Write out every entry exactly as given, but omit the pictures.

* begin *

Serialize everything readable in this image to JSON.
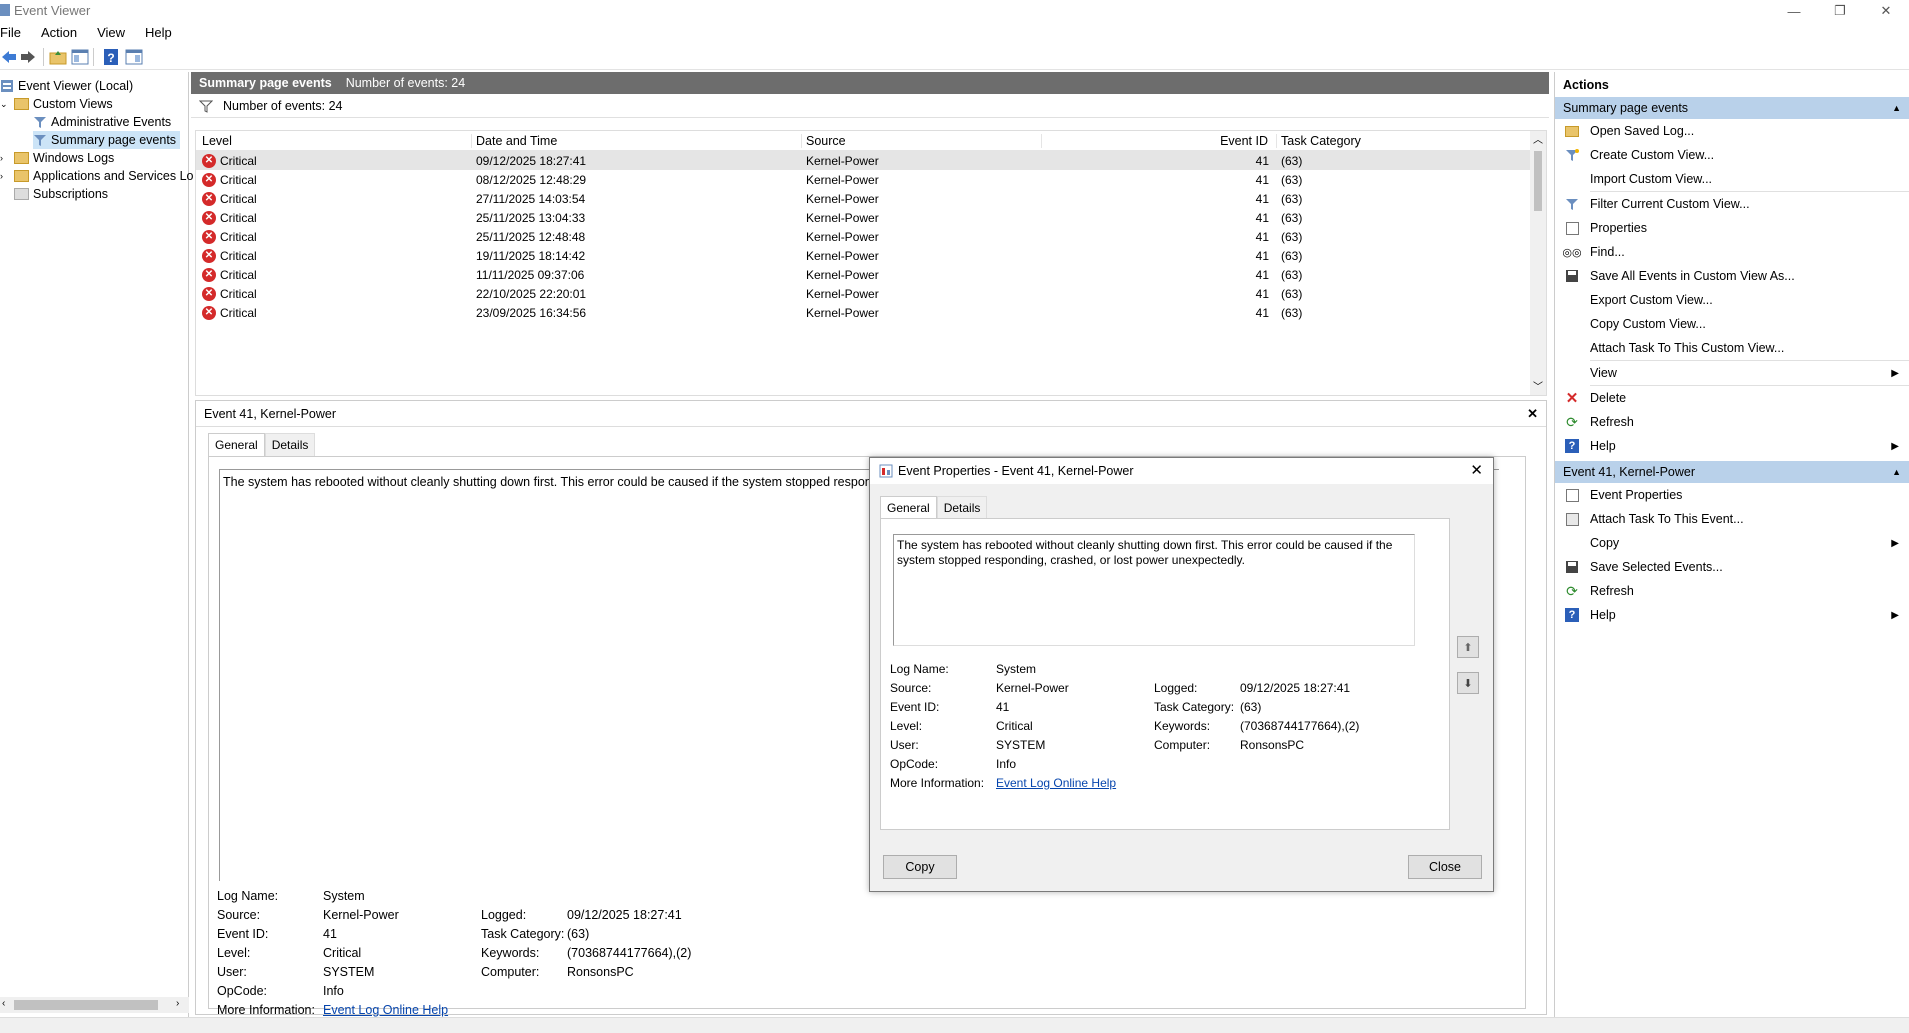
{
  "window": {
    "title": "Event Viewer",
    "min": "—",
    "restore": "❐",
    "close": "✕"
  },
  "menu": [
    "File",
    "Action",
    "View",
    "Help"
  ],
  "tree": {
    "root": "Event Viewer (Local)",
    "custom_views": "Custom Views",
    "admin_events": "Administrative Events",
    "summary_events": "Summary page events",
    "windows_logs": "Windows Logs",
    "apps_services": "Applications and Services Lo",
    "subscriptions": "Subscriptions"
  },
  "center": {
    "header_title": "Summary page events",
    "header_count": "Number of events: 24",
    "filter_count": "Number of events: 24",
    "columns": {
      "level": "Level",
      "date": "Date and Time",
      "source": "Source",
      "id": "Event ID",
      "task": "Task Category"
    },
    "rows": [
      {
        "level": "Critical",
        "date": "09/12/2025 18:27:41",
        "source": "Kernel-Power",
        "id": "41",
        "task": "(63)"
      },
      {
        "level": "Critical",
        "date": "08/12/2025 12:48:29",
        "source": "Kernel-Power",
        "id": "41",
        "task": "(63)"
      },
      {
        "level": "Critical",
        "date": "27/11/2025 14:03:54",
        "source": "Kernel-Power",
        "id": "41",
        "task": "(63)"
      },
      {
        "level": "Critical",
        "date": "25/11/2025 13:04:33",
        "source": "Kernel-Power",
        "id": "41",
        "task": "(63)"
      },
      {
        "level": "Critical",
        "date": "25/11/2025 12:48:48",
        "source": "Kernel-Power",
        "id": "41",
        "task": "(63)"
      },
      {
        "level": "Critical",
        "date": "19/11/2025 18:14:42",
        "source": "Kernel-Power",
        "id": "41",
        "task": "(63)"
      },
      {
        "level": "Critical",
        "date": "11/11/2025 09:37:06",
        "source": "Kernel-Power",
        "id": "41",
        "task": "(63)"
      },
      {
        "level": "Critical",
        "date": "22/10/2025 22:20:01",
        "source": "Kernel-Power",
        "id": "41",
        "task": "(63)"
      },
      {
        "level": "Critical",
        "date": "23/09/2025 16:34:56",
        "source": "Kernel-Power",
        "id": "41",
        "task": "(63)"
      }
    ],
    "detail_title": "Event 41, Kernel-Power",
    "tab_general": "General",
    "tab_details": "Details",
    "message": "The system has rebooted without cleanly shutting down first. This error could be caused if the system stopped responding, crashed, or lost power unexpectedly."
  },
  "props": {
    "log_name_label": "Log Name:",
    "log_name": "System",
    "source_label": "Source:",
    "source": "Kernel-Power",
    "logged_label": "Logged:",
    "logged": "09/12/2025 18:27:41",
    "event_id_label": "Event ID:",
    "event_id": "41",
    "task_label": "Task Category:",
    "task": "(63)",
    "level_label": "Level:",
    "level": "Critical",
    "keywords_label": "Keywords:",
    "keywords": "(70368744177664),(2)",
    "user_label": "User:",
    "user": "SYSTEM",
    "computer_label": "Computer:",
    "computer": "RonsonsPC",
    "opcode_label": "OpCode:",
    "opcode": "Info",
    "moreinfo_label": "More Information:",
    "moreinfo_link": "Event Log Online Help"
  },
  "dialog": {
    "title": "Event Properties - Event 41, Kernel-Power",
    "tab_general": "General",
    "tab_details": "Details",
    "message": "The system has rebooted without cleanly shutting down first. This error could be caused if the system stopped responding, crashed, or lost power unexpectedly.",
    "copy": "Copy",
    "close": "Close"
  },
  "actions": {
    "header": "Actions",
    "section1": "Summary page events",
    "items1": [
      "Open Saved Log...",
      "Create Custom View...",
      "Import Custom View...",
      "Filter Current Custom View...",
      "Properties",
      "Find...",
      "Save All Events in Custom View As...",
      "Export Custom View...",
      "Copy Custom View...",
      "Attach Task To This Custom View...",
      "View",
      "Delete",
      "Refresh",
      "Help"
    ],
    "section2": "Event 41, Kernel-Power",
    "items2": [
      "Event Properties",
      "Attach Task To This Event...",
      "Copy",
      "Save Selected Events...",
      "Refresh",
      "Help"
    ]
  }
}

* end *

• _Written answer_:
Serialize everything readable in this image to JSON.
{
  "window": {
    "title": "Event Viewer",
    "min": "—",
    "restore": "❐",
    "close": "✕"
  },
  "menu": [
    "File",
    "Action",
    "View",
    "Help"
  ],
  "tree": {
    "root": "Event Viewer (Local)",
    "custom_views": "Custom Views",
    "admin_events": "Administrative Events",
    "summary_events": "Summary page events",
    "windows_logs": "Windows Logs",
    "apps_services": "Applications and Services Lo",
    "subscriptions": "Subscriptions"
  },
  "center": {
    "header_title": "Summary page events",
    "header_count": "Number of events: 24",
    "filter_count": "Number of events: 24",
    "columns": {
      "level": "Level",
      "date": "Date and Time",
      "source": "Source",
      "id": "Event ID",
      "task": "Task Category"
    },
    "rows": [
      {
        "level": "Critical",
        "date": "09/12/2025 18:27:41",
        "source": "Kernel-Power",
        "id": "41",
        "task": "(63)"
      },
      {
        "level": "Critical",
        "date": "08/12/2025 12:48:29",
        "source": "Kernel-Power",
        "id": "41",
        "task": "(63)"
      },
      {
        "level": "Critical",
        "date": "27/11/2025 14:03:54",
        "source": "Kernel-Power",
        "id": "41",
        "task": "(63)"
      },
      {
        "level": "Critical",
        "date": "25/11/2025 13:04:33",
        "source": "Kernel-Power",
        "id": "41",
        "task": "(63)"
      },
      {
        "level": "Critical",
        "date": "25/11/2025 12:48:48",
        "source": "Kernel-Power",
        "id": "41",
        "task": "(63)"
      },
      {
        "level": "Critical",
        "date": "19/11/2025 18:14:42",
        "source": "Kernel-Power",
        "id": "41",
        "task": "(63)"
      },
      {
        "level": "Critical",
        "date": "11/11/2025 09:37:06",
        "source": "Kernel-Power",
        "id": "41",
        "task": "(63)"
      },
      {
        "level": "Critical",
        "date": "22/10/2025 22:20:01",
        "source": "Kernel-Power",
        "id": "41",
        "task": "(63)"
      },
      {
        "level": "Critical",
        "date": "23/09/2025 16:34:56",
        "source": "Kernel-Power",
        "id": "41",
        "task": "(63)"
      }
    ],
    "detail_title": "Event 41, Kernel-Power",
    "tab_general": "General",
    "tab_details": "Details",
    "message": "The system has rebooted without cleanly shutting down first. This error could be caused if the system stopped responding, crashed, or lost power unexpectedly."
  },
  "props": {
    "log_name_label": "Log Name:",
    "log_name": "System",
    "source_label": "Source:",
    "source": "Kernel-Power",
    "logged_label": "Logged:",
    "logged": "09/12/2025 18:27:41",
    "event_id_label": "Event ID:",
    "event_id": "41",
    "task_label": "Task Category:",
    "task": "(63)",
    "level_label": "Level:",
    "level": "Critical",
    "keywords_label": "Keywords:",
    "keywords": "(70368744177664),(2)",
    "user_label": "User:",
    "user": "SYSTEM",
    "computer_label": "Computer:",
    "computer": "RonsonsPC",
    "opcode_label": "OpCode:",
    "opcode": "Info",
    "moreinfo_label": "More Information:",
    "moreinfo_link": "Event Log Online Help"
  },
  "dialog": {
    "title": "Event Properties - Event 41, Kernel-Power",
    "tab_general": "General",
    "tab_details": "Details",
    "message": "The system has rebooted without cleanly shutting down first. This error could be caused if the system stopped responding, crashed, or lost power unexpectedly.",
    "copy": "Copy",
    "close": "Close"
  },
  "actions": {
    "header": "Actions",
    "section1": "Summary page events",
    "items1": [
      "Open Saved Log...",
      "Create Custom View...",
      "Import Custom View...",
      "Filter Current Custom View...",
      "Properties",
      "Find...",
      "Save All Events in Custom View As...",
      "Export Custom View...",
      "Copy Custom View...",
      "Attach Task To This Custom View...",
      "View",
      "Delete",
      "Refresh",
      "Help"
    ],
    "section2": "Event 41, Kernel-Power",
    "items2": [
      "Event Properties",
      "Attach Task To This Event...",
      "Copy",
      "Save Selected Events...",
      "Refresh",
      "Help"
    ]
  }
}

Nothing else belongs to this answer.